* Begin RECORDS FOR THIS EXERCISE *

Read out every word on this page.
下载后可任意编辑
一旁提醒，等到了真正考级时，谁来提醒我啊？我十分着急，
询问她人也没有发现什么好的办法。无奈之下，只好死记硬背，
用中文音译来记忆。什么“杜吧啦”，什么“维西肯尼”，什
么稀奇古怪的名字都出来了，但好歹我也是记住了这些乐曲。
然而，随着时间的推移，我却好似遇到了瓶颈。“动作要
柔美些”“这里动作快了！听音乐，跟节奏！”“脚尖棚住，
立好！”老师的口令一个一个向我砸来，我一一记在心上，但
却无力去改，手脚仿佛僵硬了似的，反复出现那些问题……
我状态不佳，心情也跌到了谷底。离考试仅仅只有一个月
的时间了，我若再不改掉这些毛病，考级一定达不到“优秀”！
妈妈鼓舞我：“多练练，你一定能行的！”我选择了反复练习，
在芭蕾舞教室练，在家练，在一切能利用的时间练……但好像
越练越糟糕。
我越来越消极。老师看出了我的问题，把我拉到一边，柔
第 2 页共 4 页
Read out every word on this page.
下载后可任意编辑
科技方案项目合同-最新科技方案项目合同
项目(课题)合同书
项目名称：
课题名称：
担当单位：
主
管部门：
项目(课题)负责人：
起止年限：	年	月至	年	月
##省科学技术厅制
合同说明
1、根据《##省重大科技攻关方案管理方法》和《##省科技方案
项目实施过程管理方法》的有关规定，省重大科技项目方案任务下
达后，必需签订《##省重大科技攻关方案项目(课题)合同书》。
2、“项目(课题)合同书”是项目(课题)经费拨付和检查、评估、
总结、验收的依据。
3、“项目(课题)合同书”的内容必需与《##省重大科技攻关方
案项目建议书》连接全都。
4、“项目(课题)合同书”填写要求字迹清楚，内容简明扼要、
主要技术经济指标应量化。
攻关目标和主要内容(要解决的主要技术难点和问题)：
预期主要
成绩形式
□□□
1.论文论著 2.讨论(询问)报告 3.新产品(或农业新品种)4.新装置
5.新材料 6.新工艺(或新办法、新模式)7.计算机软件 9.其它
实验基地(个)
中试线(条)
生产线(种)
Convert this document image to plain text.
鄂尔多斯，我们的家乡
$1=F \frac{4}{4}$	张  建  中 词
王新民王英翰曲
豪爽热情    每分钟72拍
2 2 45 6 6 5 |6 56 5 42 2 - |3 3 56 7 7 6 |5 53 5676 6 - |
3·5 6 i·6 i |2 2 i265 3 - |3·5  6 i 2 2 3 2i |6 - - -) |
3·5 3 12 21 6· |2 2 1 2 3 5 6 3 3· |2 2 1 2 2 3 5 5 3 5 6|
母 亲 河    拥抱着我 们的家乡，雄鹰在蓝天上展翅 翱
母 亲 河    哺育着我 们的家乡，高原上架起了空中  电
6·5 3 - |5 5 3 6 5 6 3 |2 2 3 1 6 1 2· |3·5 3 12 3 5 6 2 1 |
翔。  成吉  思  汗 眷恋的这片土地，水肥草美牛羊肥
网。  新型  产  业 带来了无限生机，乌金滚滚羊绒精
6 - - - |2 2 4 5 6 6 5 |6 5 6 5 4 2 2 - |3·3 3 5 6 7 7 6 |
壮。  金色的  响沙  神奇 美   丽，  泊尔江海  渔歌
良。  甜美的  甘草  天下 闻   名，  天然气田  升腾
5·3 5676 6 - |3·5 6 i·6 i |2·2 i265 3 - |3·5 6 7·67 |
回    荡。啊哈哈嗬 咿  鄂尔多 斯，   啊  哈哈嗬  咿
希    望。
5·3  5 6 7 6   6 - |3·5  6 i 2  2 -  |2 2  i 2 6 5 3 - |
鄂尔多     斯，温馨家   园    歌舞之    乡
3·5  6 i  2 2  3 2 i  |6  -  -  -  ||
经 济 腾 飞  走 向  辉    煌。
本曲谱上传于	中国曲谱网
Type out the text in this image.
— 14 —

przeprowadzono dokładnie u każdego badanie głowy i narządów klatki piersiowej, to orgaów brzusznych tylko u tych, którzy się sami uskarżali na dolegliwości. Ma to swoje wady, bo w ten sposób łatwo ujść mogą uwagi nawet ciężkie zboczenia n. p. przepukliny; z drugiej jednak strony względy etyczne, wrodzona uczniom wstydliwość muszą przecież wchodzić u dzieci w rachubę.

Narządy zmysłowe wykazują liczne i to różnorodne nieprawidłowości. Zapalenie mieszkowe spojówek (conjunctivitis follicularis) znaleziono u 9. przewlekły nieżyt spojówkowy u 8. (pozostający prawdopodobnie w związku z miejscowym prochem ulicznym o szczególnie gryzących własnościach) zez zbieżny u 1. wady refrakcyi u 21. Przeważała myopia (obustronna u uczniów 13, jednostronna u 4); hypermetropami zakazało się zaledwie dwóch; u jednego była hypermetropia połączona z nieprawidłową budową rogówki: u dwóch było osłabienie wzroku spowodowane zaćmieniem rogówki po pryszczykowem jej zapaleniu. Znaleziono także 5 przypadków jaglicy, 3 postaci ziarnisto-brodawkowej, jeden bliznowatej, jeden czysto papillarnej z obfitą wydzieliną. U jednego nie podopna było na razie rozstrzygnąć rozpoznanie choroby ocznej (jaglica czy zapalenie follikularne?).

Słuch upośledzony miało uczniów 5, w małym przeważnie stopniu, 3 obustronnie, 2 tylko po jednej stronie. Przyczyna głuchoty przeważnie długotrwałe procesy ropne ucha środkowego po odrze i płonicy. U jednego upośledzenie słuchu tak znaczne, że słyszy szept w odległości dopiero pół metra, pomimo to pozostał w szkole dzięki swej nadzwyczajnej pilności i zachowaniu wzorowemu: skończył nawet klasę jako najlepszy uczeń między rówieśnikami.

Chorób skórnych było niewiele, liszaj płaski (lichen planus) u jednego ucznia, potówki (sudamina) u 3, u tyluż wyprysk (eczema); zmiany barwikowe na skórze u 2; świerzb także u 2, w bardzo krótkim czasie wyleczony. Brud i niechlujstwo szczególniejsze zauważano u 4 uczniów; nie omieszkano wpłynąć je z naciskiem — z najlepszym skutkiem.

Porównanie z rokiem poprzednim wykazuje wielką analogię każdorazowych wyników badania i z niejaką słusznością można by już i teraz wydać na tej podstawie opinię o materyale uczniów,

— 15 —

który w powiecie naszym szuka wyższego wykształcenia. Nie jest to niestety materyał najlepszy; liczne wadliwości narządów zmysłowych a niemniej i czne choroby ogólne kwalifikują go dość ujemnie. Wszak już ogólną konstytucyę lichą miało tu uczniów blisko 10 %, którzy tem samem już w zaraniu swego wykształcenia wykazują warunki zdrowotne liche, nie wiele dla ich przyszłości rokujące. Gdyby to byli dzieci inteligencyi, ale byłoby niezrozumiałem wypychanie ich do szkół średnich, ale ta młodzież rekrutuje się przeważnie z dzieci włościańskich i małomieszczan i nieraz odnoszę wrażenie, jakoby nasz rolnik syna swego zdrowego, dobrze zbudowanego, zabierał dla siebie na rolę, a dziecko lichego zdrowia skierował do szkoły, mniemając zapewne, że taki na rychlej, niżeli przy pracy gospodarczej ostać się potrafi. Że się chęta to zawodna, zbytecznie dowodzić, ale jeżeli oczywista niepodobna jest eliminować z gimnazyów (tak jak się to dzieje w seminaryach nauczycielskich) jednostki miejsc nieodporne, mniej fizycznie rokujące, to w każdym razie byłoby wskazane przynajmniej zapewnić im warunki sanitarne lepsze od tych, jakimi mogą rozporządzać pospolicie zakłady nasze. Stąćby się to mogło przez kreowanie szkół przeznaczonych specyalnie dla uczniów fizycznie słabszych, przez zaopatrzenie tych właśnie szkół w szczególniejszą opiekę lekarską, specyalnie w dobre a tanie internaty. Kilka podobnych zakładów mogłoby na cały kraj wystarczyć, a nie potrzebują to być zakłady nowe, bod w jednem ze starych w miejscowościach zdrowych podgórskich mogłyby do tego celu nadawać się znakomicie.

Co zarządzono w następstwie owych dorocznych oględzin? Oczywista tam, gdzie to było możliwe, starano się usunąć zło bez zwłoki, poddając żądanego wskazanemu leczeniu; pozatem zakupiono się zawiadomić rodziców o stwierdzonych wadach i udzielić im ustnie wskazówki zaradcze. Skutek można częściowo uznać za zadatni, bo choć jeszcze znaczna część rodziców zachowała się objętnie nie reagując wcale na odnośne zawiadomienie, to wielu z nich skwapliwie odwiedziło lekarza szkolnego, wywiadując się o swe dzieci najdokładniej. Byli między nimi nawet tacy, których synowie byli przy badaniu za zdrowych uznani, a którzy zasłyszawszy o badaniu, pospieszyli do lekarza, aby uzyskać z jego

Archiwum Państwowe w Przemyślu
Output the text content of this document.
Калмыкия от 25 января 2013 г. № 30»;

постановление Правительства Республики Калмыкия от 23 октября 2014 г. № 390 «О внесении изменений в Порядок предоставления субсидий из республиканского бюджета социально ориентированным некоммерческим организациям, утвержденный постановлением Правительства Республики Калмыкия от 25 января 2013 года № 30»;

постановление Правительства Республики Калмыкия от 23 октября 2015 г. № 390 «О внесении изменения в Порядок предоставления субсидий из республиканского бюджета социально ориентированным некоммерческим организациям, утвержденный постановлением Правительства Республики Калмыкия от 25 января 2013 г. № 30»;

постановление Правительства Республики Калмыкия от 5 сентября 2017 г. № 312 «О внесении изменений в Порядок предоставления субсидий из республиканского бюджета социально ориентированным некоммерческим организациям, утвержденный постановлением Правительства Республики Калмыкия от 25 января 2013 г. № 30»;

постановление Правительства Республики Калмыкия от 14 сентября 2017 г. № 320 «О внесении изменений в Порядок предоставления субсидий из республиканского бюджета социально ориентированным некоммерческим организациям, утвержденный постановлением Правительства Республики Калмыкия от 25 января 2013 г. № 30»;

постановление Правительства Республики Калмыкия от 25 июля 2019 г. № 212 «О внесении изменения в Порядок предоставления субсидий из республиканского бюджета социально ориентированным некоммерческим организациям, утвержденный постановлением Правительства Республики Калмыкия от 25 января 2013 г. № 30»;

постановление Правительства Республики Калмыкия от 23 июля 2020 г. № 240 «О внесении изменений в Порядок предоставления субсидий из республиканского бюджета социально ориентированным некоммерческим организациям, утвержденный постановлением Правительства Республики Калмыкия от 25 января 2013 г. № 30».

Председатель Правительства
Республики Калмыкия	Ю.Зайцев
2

* End RECORDS FOR THIS EXERCISE *

The answer is a single number, the count of lines in the records that contain the string "text".

RESPONSE FOR THIS EXERCISE
3